Work request: Could you repeat the records below exactly as written?

Material to process below:

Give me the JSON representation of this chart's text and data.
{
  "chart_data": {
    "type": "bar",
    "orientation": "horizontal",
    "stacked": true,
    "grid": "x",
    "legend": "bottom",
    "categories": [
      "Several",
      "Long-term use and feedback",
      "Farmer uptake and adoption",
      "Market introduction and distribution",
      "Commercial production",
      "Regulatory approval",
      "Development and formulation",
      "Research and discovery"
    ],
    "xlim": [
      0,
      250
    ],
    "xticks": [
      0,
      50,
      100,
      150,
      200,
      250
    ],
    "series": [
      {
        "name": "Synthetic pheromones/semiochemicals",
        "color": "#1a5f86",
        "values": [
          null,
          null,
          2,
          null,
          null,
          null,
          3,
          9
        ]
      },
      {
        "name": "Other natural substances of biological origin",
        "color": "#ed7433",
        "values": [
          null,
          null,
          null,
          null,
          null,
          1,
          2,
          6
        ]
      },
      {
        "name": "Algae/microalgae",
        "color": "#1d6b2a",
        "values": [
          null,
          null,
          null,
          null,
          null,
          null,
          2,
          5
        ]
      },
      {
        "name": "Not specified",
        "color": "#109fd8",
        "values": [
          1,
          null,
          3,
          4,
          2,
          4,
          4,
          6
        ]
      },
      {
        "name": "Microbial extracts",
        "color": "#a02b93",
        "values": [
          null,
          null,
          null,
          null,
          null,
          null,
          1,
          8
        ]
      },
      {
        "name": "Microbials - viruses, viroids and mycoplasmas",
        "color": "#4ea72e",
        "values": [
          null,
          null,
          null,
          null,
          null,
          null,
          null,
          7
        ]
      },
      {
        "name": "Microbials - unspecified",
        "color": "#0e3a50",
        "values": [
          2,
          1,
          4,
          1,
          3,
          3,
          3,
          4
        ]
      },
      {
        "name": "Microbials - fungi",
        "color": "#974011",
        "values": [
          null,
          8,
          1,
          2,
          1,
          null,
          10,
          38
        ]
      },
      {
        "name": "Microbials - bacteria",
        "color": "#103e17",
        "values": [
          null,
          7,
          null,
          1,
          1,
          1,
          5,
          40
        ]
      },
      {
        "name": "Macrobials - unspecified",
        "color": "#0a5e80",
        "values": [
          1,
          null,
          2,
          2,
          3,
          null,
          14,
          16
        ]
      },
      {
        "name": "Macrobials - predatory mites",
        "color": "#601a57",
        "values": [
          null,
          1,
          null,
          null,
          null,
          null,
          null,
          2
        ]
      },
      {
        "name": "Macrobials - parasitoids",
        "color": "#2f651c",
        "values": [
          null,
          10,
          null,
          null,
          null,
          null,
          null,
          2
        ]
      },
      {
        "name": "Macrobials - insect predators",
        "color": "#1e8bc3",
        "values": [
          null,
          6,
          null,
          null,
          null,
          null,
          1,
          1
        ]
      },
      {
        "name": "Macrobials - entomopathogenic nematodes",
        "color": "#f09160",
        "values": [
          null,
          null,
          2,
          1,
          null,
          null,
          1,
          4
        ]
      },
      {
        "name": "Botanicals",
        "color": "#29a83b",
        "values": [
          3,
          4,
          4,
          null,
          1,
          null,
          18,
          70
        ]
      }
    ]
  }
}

End of Material to process.

Your response:
Give me the JSON representation of this chart's text and data.
{
  "chart_data": {
    "type": "bar",
    "orientation": "horizontal",
    "stacked": true,
    "grid": "x",
    "legend": "bottom",
    "categories": [
      "Several",
      "Long-term use and feedback",
      "Farmer uptake and adoption",
      "Market introduction and distribution",
      "Commercial production",
      "Regulatory approval",
      "Development and formulation",
      "Research and discovery"
    ],
    "xlim": [
      0,
      250
    ],
    "xticks": [
      0,
      50,
      100,
      150,
      200,
      250
    ],
    "series": [
      {
        "name": "Synthetic pheromones/semiochemicals",
        "color": "#1a5f86",
        "values": [
          null,
          null,
          2,
          null,
          null,
          null,
          3,
          9
        ]
      },
      {
        "name": "Other natural substances of biological origin",
        "color": "#ed7433",
        "values": [
          null,
          null,
          null,
          null,
          null,
          1,
          2,
          6
        ]
      },
      {
        "name": "Algae/microalgae",
        "color": "#1d6b2a",
        "values": [
          null,
          null,
          null,
          null,
          null,
          null,
          2,
          5
        ]
      },
      {
        "name": "Not specified",
        "color": "#109fd8",
        "values": [
          1,
          null,
          3,
          4,
          2,
          4,
          4,
          6
        ]
      },
      {
        "name": "Microbial extracts",
        "color": "#a02b93",
        "values": [
          null,
          null,
          null,
          null,
          null,
          null,
          1,
          8
        ]
      },
      {
        "name": "Microbials - viruses, viroids and mycoplasmas",
        "color": "#4ea72e",
        "values": [
          null,
          null,
          null,
          null,
          null,
          null,
          null,
          7
        ]
      },
      {
        "name": "Microbials - unspecified",
        "color": "#0e3a50",
        "values": [
          2,
          1,
          4,
          1,
          3,
          3,
          3,
          4
        ]
      },
      {
        "name": "Microbials - fungi",
        "color": "#974011",
        "values": [
          null,
          8,
          1,
          2,
          1,
          null,
          10,
          38
        ]
      },
      {
        "name": "Microbials - bacteria",
        "color": "#103e17",
        "values": [
          null,
          7,
          null,
          1,
          1,
          1,
          5,
          40
        ]
      },
      {
        "name": "Macrobials - unspecified",
        "color": "#0a5e80",
        "values": [
          1,
          null,
          2,
          2,
          3,
          null,
          14,
          16
        ]
      },
      {
        "name": "Macrobials - predatory mites",
        "color": "#601a57",
        "values": [
          null,
          1,
          null,
          null,
          null,
          null,
          null,
          2
        ]
      },
      {
        "name": "Macrobials - parasitoids",
        "color": "#2f651c",
        "values": [
          null,
          10,
          null,
          null,
          null,
          null,
          null,
          2
        ]
      },
      {
        "name": "Macrobials - insect predators",
        "color": "#1e8bc3",
        "values": [
          null,
          6,
          null,
          null,
          null,
          null,
          1,
          1
        ]
      },
      {
        "name": "Macrobials - entomopathogenic nematodes",
        "color": "#f09160",
        "values": [
          null,
          null,
          2,
          1,
          null,
          null,
          1,
          4
        ]
      },
      {
        "name": "Botanicals",
        "color": "#29a83b",
        "values": [
          3,
          4,
          4,
          null,
          1,
          null,
          18,
          70
        ]
      }
    ]
  }
}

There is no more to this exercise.